Omit the pictures and return every entry exactly as written.

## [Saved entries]
↓

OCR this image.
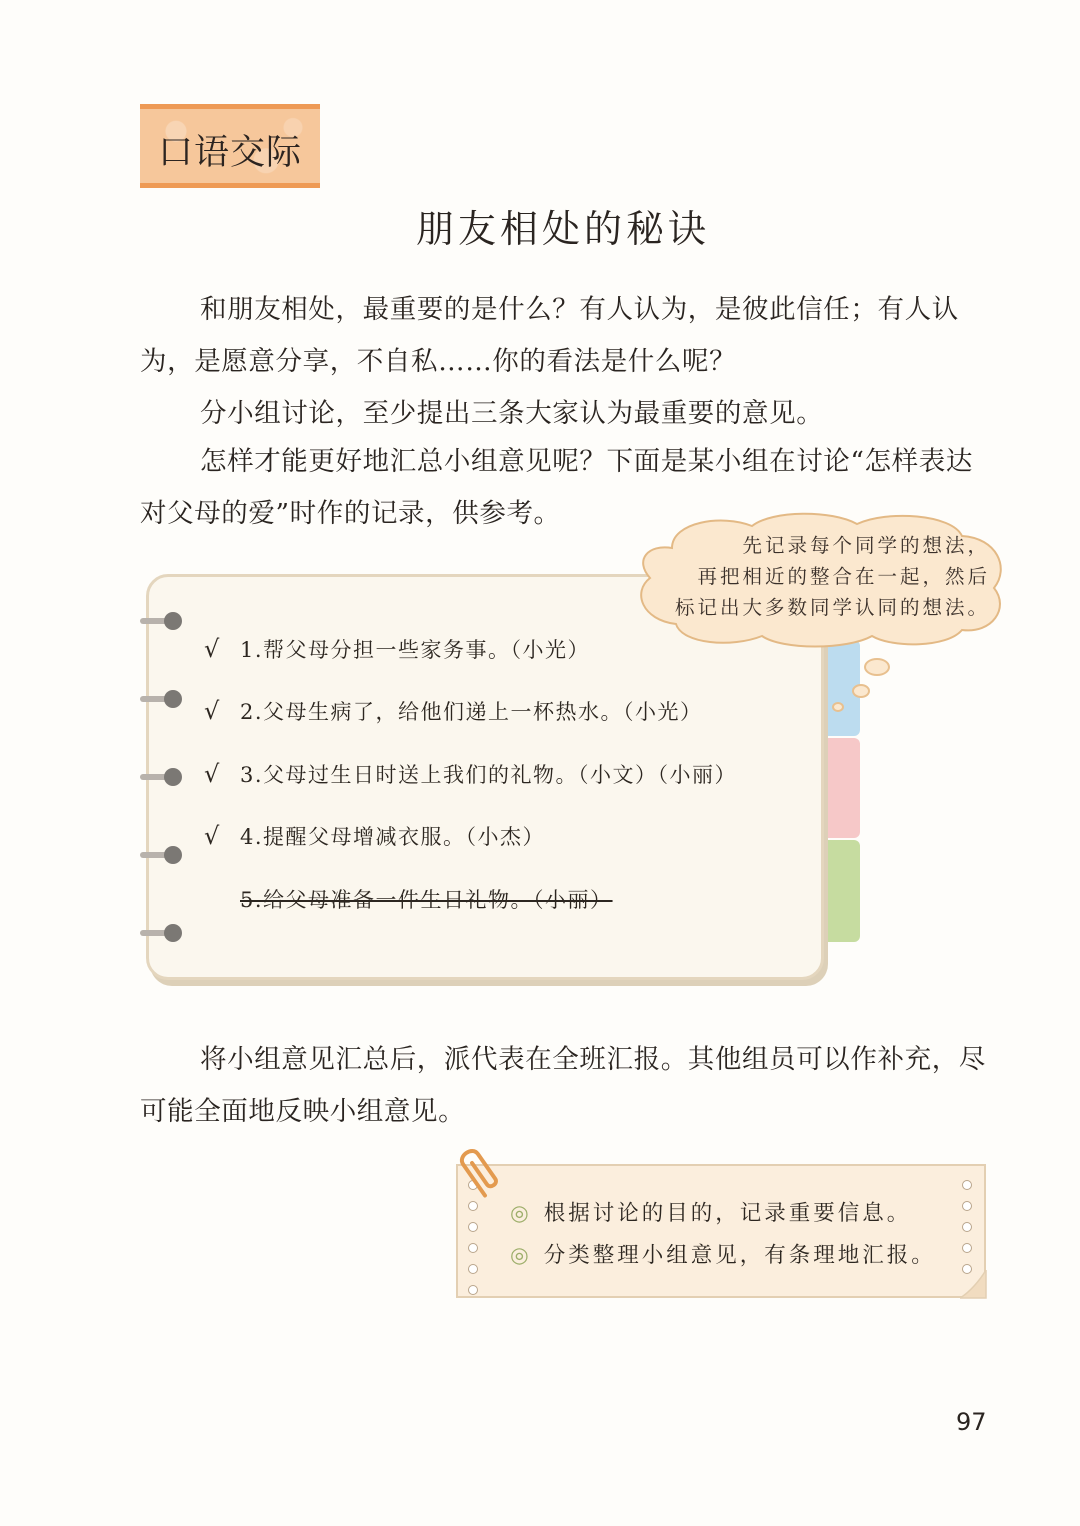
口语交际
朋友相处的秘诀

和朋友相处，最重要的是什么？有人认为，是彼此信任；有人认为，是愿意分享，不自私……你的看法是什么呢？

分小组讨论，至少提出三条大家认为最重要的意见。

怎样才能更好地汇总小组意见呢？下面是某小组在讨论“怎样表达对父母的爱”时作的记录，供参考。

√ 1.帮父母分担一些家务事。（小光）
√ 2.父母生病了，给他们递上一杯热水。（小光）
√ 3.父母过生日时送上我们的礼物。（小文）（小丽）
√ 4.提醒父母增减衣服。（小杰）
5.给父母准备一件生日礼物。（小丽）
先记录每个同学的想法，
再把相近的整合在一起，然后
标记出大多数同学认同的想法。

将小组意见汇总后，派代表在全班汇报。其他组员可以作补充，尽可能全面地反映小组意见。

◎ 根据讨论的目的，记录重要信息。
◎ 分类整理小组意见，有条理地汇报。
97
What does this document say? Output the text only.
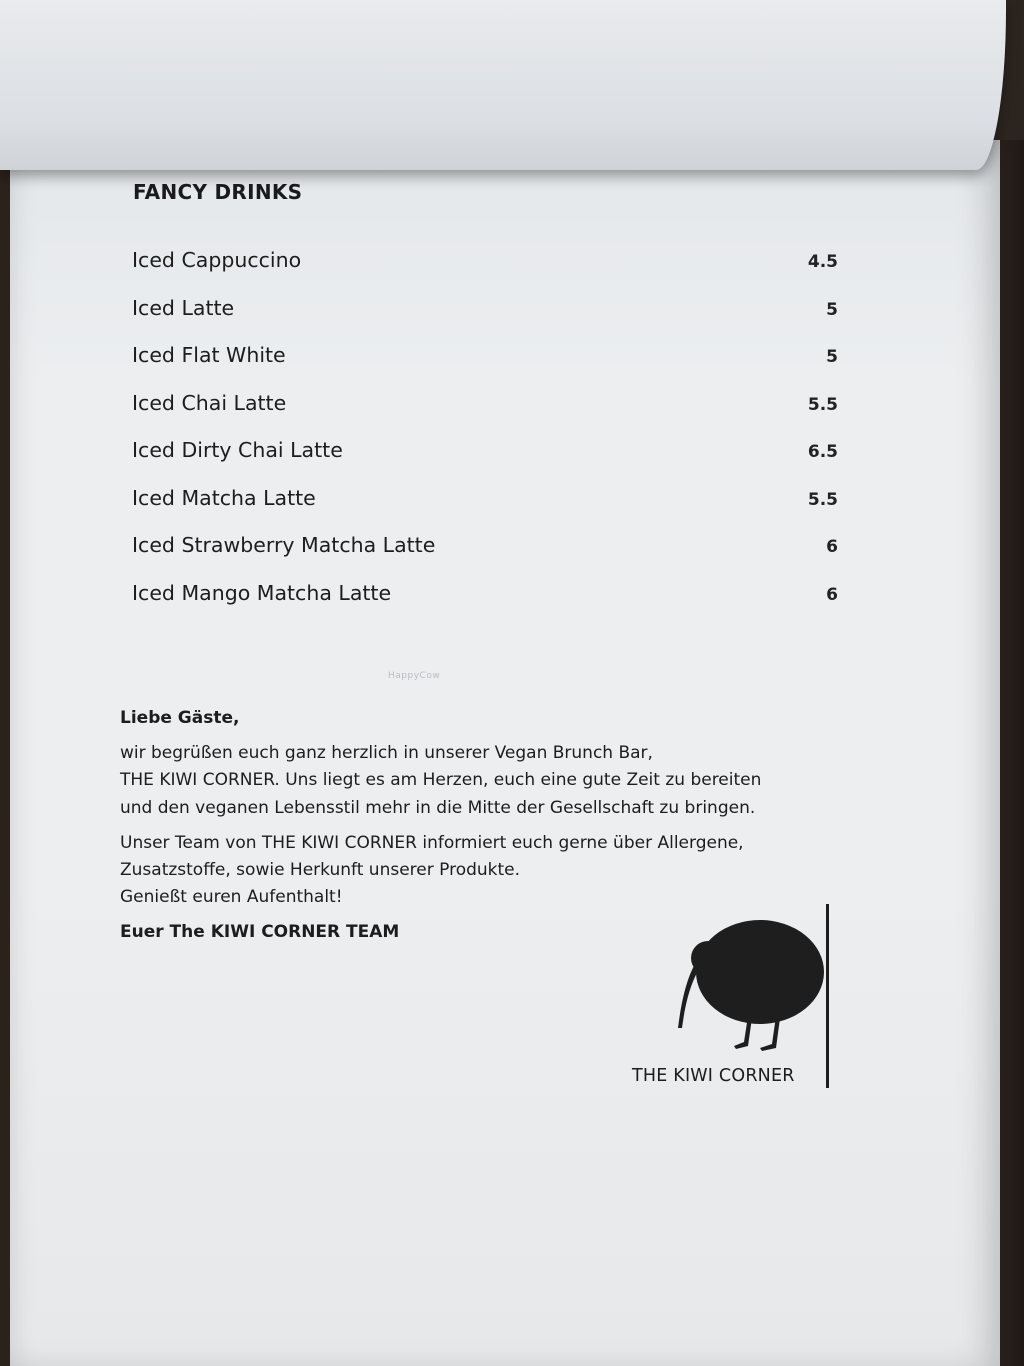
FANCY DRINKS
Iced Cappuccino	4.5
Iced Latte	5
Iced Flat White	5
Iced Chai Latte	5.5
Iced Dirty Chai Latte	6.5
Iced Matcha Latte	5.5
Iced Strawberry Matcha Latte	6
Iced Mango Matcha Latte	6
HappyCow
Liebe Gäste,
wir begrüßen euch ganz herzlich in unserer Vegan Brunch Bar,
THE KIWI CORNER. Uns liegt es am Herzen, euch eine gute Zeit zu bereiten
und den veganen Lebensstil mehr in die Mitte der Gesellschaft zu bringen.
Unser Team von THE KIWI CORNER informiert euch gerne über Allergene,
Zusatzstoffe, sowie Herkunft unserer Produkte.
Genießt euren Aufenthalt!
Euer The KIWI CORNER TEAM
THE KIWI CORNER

↑

## [The result]
OCR this image.
口语交际
朋友相处的秘诀

和朋友相处，最重要的是什么？有人认为，是彼此信任；有人认为，是愿意分享，不自私……你的看法是什么呢？

分小组讨论，至少提出三条大家认为最重要的意见。

怎样才能更好地汇总小组意见呢？下面是某小组在讨论“怎样表达对父母的爱”时作的记录，供参考。

√ 1.帮父母分担一些家务事。（小光）
√ 2.父母生病了，给他们递上一杯热水。（小光）
√ 3.父母过生日时送上我们的礼物。（小文）（小丽）
√ 4.提醒父母增减衣服。（小杰）
5.给父母准备一件生日礼物。（小丽）
先记录每个同学的想法，
再把相近的整合在一起，然后
标记出大多数同学认同的想法。

将小组意见汇总后，派代表在全班汇报。其他组员可以作补充，尽可能全面地反映小组意见。

◎ 根据讨论的目的，记录重要信息。
◎ 分类整理小组意见，有条理地汇报。
97
What does this document say? Output the text only.
FANCY DRINKS
Iced Cappuccino	4.5
Iced Latte	5
Iced Flat White	5
Iced Chai Latte	5.5
Iced Dirty Chai Latte	6.5
Iced Matcha Latte	5.5
Iced Strawberry Matcha Latte	6
Iced Mango Matcha Latte	6
HappyCow
Liebe Gäste,
wir begrüßen euch ganz herzlich in unserer Vegan Brunch Bar,
THE KIWI CORNER. Uns liegt es am Herzen, euch eine gute Zeit zu bereiten
und den veganen Lebensstil mehr in die Mitte der Gesellschaft zu bringen.
Unser Team von THE KIWI CORNER informiert euch gerne über Allergene,
Zusatzstoffe, sowie Herkunft unserer Produkte.
Genießt euren Aufenthalt!
Euer The KIWI CORNER TEAM
THE KIWI CORNER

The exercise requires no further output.